● **WORK TO COMPLETE**: Extract each line where the string "innych" shows up.

● **DATA EXTRACT**:
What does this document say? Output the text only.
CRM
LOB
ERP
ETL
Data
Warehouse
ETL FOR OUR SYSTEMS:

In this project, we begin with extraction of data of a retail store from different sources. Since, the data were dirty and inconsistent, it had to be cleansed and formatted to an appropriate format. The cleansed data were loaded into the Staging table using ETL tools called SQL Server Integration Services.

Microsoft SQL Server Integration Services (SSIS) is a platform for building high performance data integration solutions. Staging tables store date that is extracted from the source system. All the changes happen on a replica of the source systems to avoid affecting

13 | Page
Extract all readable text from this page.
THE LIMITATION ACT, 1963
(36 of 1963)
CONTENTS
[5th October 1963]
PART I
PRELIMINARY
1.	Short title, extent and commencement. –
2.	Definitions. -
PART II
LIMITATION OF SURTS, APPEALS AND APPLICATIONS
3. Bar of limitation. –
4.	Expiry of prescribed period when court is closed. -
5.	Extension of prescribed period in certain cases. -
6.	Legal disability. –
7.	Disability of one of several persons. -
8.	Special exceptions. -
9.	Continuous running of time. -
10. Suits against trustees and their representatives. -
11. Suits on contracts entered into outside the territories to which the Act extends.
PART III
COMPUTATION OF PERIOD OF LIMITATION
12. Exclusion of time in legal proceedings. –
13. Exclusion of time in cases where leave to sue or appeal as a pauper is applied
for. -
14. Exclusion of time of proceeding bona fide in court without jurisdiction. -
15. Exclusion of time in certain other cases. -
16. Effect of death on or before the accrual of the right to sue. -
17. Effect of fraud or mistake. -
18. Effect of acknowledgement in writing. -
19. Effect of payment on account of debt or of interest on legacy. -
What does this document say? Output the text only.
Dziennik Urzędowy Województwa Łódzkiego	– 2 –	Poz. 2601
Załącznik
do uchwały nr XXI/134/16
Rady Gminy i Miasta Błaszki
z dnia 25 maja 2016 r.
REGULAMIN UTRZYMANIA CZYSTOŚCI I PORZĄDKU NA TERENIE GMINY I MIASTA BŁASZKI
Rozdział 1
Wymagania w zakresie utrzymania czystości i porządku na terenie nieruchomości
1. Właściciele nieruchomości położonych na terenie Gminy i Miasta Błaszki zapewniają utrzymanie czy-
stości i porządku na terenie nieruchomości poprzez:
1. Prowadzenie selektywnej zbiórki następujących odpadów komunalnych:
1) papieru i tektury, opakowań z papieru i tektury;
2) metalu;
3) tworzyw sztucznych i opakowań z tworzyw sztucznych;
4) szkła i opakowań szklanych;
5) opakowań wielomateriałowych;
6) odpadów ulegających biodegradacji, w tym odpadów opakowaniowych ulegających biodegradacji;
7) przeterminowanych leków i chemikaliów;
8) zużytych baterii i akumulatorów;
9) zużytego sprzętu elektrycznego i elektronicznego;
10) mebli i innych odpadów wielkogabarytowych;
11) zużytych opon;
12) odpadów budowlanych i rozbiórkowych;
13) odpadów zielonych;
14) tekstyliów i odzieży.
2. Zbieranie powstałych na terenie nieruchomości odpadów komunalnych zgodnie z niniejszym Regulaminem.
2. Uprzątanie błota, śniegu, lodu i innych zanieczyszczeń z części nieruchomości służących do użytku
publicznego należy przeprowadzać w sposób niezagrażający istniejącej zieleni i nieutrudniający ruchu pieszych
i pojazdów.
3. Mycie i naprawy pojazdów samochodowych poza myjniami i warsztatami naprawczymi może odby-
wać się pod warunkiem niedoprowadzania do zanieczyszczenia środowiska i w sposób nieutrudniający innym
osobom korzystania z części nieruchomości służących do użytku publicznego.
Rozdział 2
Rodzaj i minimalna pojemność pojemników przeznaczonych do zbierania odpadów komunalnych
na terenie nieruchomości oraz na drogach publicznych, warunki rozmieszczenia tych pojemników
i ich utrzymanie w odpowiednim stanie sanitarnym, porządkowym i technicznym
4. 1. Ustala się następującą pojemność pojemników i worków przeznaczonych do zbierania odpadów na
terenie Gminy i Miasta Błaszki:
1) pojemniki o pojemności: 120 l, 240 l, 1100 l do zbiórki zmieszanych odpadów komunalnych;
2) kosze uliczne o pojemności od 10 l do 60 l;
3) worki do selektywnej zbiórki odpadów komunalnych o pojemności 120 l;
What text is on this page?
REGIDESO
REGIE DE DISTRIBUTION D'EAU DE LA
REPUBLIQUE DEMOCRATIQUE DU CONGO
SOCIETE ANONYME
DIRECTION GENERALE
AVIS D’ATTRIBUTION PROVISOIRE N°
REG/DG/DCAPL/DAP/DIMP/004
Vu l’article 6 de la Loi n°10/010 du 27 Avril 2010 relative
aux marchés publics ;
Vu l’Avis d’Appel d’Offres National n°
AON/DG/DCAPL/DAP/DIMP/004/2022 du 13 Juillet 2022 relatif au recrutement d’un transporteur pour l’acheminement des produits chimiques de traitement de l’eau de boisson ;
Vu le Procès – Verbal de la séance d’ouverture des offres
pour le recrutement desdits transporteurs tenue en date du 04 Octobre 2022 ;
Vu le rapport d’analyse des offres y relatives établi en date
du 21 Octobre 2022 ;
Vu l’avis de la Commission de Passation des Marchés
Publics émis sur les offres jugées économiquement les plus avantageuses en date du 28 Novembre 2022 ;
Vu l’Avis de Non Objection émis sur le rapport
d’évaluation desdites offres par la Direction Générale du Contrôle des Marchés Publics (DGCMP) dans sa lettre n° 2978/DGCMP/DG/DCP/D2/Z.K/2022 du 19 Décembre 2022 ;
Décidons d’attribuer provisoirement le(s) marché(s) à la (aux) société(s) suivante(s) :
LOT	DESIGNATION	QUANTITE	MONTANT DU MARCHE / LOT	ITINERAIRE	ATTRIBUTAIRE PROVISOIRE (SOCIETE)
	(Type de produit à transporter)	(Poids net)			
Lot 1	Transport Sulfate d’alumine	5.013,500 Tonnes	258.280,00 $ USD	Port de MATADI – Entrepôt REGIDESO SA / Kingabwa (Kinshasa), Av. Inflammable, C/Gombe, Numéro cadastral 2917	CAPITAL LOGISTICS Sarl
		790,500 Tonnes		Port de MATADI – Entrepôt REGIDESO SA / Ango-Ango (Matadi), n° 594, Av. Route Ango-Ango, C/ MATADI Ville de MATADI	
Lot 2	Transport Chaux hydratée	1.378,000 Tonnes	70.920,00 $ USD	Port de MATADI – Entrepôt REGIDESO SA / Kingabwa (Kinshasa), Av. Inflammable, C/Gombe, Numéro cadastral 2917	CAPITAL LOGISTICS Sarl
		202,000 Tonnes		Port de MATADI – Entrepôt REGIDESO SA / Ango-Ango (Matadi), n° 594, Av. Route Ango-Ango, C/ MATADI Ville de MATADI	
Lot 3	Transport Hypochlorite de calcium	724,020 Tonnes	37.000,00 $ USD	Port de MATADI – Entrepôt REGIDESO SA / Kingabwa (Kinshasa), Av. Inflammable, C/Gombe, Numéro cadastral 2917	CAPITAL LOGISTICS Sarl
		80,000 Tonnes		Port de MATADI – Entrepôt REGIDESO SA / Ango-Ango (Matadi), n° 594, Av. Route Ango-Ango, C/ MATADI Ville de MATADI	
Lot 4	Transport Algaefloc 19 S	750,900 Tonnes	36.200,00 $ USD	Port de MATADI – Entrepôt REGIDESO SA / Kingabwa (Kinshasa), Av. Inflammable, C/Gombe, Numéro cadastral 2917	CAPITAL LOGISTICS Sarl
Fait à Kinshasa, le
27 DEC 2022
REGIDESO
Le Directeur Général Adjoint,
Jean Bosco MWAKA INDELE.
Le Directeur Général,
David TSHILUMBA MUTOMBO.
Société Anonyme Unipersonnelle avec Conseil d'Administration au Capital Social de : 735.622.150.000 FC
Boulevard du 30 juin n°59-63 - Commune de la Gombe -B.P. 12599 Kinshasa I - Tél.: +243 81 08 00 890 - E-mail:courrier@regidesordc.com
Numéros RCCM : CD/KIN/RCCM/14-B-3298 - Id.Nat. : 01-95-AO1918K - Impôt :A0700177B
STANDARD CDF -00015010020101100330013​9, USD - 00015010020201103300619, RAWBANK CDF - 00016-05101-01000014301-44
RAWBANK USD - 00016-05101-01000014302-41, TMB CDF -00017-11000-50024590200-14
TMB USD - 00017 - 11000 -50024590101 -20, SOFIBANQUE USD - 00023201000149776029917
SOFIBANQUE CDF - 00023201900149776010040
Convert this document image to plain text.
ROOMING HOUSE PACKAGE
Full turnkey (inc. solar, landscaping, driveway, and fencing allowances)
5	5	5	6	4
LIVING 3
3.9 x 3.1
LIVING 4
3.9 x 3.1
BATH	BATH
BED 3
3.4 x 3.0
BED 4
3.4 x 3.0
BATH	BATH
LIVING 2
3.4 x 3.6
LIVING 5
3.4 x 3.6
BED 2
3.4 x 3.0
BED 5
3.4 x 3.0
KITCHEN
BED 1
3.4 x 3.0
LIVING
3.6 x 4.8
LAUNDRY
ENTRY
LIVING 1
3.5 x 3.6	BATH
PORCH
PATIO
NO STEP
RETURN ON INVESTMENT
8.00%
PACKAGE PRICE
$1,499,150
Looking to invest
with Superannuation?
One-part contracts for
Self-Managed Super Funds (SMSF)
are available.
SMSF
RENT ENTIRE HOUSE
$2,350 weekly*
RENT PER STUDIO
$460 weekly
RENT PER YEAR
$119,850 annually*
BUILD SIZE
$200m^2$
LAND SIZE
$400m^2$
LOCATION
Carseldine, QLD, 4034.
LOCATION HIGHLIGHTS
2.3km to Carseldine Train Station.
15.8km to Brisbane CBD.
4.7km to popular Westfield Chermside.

● **SOLUTION TO THIS PROBLEM**:
10) mebli i innych odpadów wielkogabarytowych;
2. Uprzątanie błota, śniegu, lodu i innych zanieczyszczeń z części nieruchomości służących do użytku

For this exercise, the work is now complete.